*Goal*. Check each line of the material below, and copy it if it holds the string "вулиця".

-- START --

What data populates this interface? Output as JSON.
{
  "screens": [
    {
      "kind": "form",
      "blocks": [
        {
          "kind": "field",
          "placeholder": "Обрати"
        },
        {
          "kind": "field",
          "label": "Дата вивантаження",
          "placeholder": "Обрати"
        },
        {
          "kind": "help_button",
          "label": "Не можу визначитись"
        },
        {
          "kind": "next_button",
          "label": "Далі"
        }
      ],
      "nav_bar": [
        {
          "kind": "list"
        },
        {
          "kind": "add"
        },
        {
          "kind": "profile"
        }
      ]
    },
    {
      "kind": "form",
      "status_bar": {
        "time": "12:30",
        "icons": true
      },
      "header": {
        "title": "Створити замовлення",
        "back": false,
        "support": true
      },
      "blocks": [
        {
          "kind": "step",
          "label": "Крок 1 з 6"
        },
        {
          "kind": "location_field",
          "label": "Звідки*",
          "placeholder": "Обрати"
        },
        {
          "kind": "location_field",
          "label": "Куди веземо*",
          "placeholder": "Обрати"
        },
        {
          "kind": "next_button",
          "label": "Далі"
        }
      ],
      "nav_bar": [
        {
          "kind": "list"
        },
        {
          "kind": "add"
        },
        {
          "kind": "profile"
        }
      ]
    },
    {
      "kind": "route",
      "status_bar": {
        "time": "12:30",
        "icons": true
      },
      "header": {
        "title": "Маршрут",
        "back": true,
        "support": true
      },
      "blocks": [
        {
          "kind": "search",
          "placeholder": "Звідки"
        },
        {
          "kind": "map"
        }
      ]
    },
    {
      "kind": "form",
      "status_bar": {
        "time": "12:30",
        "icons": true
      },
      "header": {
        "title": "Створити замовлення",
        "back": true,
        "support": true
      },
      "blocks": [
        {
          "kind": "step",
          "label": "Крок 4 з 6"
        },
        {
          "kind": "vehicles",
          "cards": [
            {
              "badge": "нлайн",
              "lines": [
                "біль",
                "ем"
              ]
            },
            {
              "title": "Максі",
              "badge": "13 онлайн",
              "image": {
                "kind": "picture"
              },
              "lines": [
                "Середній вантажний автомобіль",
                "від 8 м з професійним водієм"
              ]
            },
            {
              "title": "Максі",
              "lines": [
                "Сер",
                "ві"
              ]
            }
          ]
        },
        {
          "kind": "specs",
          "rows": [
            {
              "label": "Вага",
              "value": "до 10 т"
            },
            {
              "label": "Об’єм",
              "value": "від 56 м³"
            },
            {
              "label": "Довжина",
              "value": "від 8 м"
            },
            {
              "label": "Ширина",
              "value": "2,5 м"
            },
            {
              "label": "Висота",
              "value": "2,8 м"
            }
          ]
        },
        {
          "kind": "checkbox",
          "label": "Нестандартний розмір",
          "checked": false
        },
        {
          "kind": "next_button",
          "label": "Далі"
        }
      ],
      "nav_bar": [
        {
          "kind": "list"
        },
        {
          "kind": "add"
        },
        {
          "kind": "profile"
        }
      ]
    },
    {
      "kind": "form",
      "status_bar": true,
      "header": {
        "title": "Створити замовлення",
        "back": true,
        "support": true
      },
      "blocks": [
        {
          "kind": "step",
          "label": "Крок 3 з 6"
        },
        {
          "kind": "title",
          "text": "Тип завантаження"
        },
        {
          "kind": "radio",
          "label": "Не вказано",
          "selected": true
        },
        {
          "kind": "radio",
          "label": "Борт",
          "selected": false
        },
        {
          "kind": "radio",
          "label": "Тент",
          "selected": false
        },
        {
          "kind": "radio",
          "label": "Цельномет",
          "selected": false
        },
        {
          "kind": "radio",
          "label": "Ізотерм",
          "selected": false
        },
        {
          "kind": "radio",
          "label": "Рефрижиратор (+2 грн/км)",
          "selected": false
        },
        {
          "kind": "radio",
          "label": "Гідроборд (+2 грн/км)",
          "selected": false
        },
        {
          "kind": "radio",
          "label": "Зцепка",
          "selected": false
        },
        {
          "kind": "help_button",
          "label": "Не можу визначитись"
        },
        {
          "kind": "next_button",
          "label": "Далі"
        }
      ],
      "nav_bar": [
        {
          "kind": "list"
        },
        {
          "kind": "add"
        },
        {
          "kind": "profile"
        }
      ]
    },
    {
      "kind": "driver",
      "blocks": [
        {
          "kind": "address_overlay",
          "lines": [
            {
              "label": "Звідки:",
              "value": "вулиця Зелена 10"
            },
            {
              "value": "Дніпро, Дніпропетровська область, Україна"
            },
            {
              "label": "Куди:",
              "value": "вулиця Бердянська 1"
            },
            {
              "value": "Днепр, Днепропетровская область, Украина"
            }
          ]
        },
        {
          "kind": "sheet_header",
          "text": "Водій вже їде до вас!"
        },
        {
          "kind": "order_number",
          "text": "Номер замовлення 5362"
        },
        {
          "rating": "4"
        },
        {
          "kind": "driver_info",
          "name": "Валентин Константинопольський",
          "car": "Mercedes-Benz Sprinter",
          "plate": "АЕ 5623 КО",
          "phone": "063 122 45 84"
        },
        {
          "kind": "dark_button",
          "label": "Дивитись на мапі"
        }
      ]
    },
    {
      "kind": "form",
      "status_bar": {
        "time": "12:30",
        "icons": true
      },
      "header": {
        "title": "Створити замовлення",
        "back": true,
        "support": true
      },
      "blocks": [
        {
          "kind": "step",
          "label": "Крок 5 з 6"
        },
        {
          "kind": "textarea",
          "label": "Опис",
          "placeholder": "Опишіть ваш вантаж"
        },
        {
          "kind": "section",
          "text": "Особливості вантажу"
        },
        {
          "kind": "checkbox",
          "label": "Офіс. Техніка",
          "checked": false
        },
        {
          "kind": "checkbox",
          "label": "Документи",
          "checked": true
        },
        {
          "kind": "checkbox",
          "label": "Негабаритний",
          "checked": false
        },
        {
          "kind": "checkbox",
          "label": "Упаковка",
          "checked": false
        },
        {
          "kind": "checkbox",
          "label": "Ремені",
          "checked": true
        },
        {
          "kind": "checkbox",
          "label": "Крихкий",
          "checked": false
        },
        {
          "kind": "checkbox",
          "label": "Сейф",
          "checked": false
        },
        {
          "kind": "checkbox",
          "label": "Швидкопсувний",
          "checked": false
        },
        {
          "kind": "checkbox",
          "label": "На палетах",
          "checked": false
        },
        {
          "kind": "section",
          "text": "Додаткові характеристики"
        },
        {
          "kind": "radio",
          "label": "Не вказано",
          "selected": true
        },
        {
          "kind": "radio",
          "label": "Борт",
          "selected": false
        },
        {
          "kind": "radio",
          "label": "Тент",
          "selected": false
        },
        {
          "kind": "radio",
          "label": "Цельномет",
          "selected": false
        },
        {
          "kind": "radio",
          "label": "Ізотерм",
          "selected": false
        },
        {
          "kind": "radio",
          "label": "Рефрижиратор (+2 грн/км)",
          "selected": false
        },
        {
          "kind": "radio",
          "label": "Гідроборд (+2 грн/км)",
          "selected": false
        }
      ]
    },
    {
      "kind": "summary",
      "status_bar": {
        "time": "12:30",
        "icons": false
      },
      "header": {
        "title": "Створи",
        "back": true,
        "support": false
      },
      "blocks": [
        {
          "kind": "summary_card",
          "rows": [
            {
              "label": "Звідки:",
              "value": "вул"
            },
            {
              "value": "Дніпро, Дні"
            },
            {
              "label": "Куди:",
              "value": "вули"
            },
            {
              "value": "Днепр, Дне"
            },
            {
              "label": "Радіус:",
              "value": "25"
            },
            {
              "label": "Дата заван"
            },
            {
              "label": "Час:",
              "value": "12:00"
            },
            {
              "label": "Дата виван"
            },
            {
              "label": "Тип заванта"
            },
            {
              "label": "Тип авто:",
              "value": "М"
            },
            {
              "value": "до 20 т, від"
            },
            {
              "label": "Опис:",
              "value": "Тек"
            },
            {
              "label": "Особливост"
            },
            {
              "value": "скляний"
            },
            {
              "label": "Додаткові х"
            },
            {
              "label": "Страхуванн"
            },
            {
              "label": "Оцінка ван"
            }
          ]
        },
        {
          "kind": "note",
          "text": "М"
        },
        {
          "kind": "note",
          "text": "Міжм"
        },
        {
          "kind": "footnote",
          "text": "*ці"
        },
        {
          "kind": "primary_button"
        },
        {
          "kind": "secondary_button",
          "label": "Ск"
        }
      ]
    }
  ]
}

-- END --

*Written answer*.
              "value": "вулиця Зелена 10"
              "value": "вулиця Бердянська 1"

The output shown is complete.